___ DATA EXTRACT ___

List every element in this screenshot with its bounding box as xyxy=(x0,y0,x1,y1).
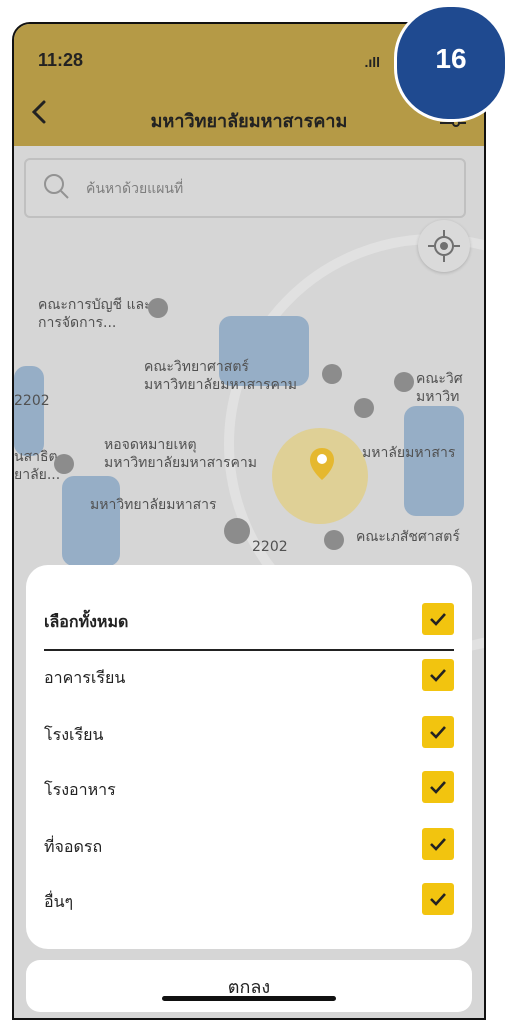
status-time: 11:28 xyxy=(38,50,84,70)
filter-label: อาคารเรียน xyxy=(44,668,126,687)
filter-checkbox[interactable] xyxy=(422,659,454,691)
filter-row[interactable]: อื่นๆ xyxy=(44,883,454,917)
filter-row[interactable]: ที่จอดรถ xyxy=(44,828,454,862)
select-all-checkbox[interactable] xyxy=(422,603,454,635)
divider xyxy=(44,649,454,651)
check-icon xyxy=(430,613,446,626)
filter-checkbox[interactable] xyxy=(422,828,454,860)
filter-row[interactable]: อาคารเรียน xyxy=(44,659,454,693)
filter-label: โรงเรียน xyxy=(44,725,104,744)
filter-row-select-all[interactable]: เลือกทั้งหมด xyxy=(44,603,454,637)
check-icon xyxy=(430,726,446,739)
step-badge: 16 xyxy=(394,4,505,122)
check-icon xyxy=(430,669,446,682)
filter-label: ที่จอดรถ xyxy=(44,837,103,856)
check-icon xyxy=(430,838,446,851)
filter-label: เลือกทั้งหมด xyxy=(44,612,129,631)
home-indicator xyxy=(162,996,336,1001)
filter-checkbox[interactable] xyxy=(422,883,454,915)
confirm-button[interactable]: ตกลง xyxy=(26,960,472,1012)
signal-indicator: .ıll xyxy=(364,54,380,70)
filter-row[interactable]: โรงเรียน xyxy=(44,716,454,750)
phone-screen: 11:28 .ıll มหาวิทยาลัยมหาสารคาม ค้นหาด้ว… xyxy=(12,22,486,1020)
screenshot-frame: 11:28 .ıll มหาวิทยาลัยมหาสารคาม ค้นหาด้ว… xyxy=(0,0,505,1020)
filter-checkbox[interactable] xyxy=(422,771,454,803)
filter-row[interactable]: โรงอาหาร xyxy=(44,771,454,805)
filter-label: อื่นๆ xyxy=(44,892,74,911)
filter-sheet: เลือกทั้งหมด อาคารเรียน โรงเรียน โรงอาหา xyxy=(26,565,472,949)
check-icon xyxy=(430,781,446,794)
check-icon xyxy=(430,893,446,906)
filter-checkbox[interactable] xyxy=(422,716,454,748)
filter-label: โรงอาหาร xyxy=(44,780,116,799)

___

▸ **TASK REQUIREMENTS**:
Copy the records above line for line, without changing anything, and leave out the pictures.

▸ **REPLY TO THE TASK**:
List every element in this screenshot with its bounding box as xyxy=(x0,y0,x1,y1).
status-time: 11:28 xyxy=(38,50,84,70)
filter-label: อาคารเรียน xyxy=(44,668,126,687)
filter-checkbox[interactable] xyxy=(422,659,454,691)
filter-row[interactable]: อื่นๆ xyxy=(44,883,454,917)
filter-row[interactable]: ที่จอดรถ xyxy=(44,828,454,862)
select-all-checkbox[interactable] xyxy=(422,603,454,635)
divider xyxy=(44,649,454,651)
check-icon xyxy=(430,613,446,626)
filter-checkbox[interactable] xyxy=(422,828,454,860)
filter-row[interactable]: อาคารเรียน xyxy=(44,659,454,693)
filter-label: โรงเรียน xyxy=(44,725,104,744)
filter-row-select-all[interactable]: เลือกทั้งหมด xyxy=(44,603,454,637)
check-icon xyxy=(430,726,446,739)
step-badge: 16 xyxy=(394,4,505,122)
check-icon xyxy=(430,669,446,682)
filter-label: ที่จอดรถ xyxy=(44,837,103,856)
check-icon xyxy=(430,838,446,851)
filter-label: เลือกทั้งหมด xyxy=(44,612,129,631)
home-indicator xyxy=(162,996,336,1001)
filter-checkbox[interactable] xyxy=(422,883,454,915)
confirm-button[interactable]: ตกลง xyxy=(26,960,472,1012)
signal-indicator: .ıll xyxy=(364,54,380,70)
filter-row[interactable]: โรงเรียน xyxy=(44,716,454,750)
phone-screen: 11:28 .ıll มหาวิทยาลัยมหาสารคาม ค้นหาด้ว… xyxy=(12,22,486,1020)
screenshot-frame: 11:28 .ıll มหาวิทยาลัยมหาสารคาม ค้นหาด้ว… xyxy=(0,0,505,1020)
filter-checkbox[interactable] xyxy=(422,771,454,803)
filter-row[interactable]: โรงอาหาร xyxy=(44,771,454,805)
filter-label: อื่นๆ xyxy=(44,892,74,911)
filter-sheet: เลือกทั้งหมด อาคารเรียน โรงเรียน โรงอาหา xyxy=(26,565,472,949)
check-icon xyxy=(430,781,446,794)
check-icon xyxy=(430,893,446,906)
filter-checkbox[interactable] xyxy=(422,716,454,748)
filter-label: โรงอาหาร xyxy=(44,780,116,799)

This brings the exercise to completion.